Records provided:
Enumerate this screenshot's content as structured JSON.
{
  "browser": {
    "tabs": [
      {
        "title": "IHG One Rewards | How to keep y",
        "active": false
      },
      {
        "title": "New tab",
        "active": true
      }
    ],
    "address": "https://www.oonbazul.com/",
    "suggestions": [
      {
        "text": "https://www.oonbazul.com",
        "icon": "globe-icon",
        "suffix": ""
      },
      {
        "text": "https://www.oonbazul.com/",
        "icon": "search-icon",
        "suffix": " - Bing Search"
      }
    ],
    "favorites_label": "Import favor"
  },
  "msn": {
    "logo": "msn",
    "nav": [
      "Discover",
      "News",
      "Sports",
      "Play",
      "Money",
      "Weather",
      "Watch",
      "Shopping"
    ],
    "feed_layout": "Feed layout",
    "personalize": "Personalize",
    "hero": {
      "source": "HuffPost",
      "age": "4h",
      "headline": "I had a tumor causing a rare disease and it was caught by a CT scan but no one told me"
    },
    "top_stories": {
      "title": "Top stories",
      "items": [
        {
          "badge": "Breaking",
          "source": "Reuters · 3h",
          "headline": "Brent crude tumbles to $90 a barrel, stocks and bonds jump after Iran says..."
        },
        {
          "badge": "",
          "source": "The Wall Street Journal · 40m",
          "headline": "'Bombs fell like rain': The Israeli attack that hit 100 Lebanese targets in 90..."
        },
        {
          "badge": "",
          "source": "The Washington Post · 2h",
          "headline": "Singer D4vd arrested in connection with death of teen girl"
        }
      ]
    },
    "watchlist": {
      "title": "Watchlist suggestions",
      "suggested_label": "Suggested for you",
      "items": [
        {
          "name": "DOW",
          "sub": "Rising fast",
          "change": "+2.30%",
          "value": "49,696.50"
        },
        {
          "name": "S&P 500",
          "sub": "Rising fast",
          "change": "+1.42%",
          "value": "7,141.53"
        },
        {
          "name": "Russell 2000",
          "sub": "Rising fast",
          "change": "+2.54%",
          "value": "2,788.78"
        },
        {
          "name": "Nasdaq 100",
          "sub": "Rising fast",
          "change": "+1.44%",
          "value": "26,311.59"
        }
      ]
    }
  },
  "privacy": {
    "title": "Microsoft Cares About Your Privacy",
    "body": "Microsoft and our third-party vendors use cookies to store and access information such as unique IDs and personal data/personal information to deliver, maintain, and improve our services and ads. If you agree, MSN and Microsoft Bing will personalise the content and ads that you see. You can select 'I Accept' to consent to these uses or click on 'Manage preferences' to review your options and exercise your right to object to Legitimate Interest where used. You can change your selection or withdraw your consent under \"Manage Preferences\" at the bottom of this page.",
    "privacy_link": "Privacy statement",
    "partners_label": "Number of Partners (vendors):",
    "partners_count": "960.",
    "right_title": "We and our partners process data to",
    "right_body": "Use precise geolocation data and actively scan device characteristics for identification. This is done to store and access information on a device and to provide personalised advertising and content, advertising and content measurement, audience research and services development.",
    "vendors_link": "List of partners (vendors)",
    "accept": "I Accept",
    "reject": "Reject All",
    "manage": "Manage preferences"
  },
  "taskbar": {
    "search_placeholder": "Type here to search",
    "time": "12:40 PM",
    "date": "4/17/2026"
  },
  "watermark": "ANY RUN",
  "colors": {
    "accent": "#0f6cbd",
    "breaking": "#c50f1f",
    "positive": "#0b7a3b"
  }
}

Work item: Copy every line of the data above in which the string "https" appears.

Result for this exercise:
    "address": "https://www.oonbazul.com/",
        "text": "https://www.oonbazul.com",
        "text": "https://www.oonbazul.com/",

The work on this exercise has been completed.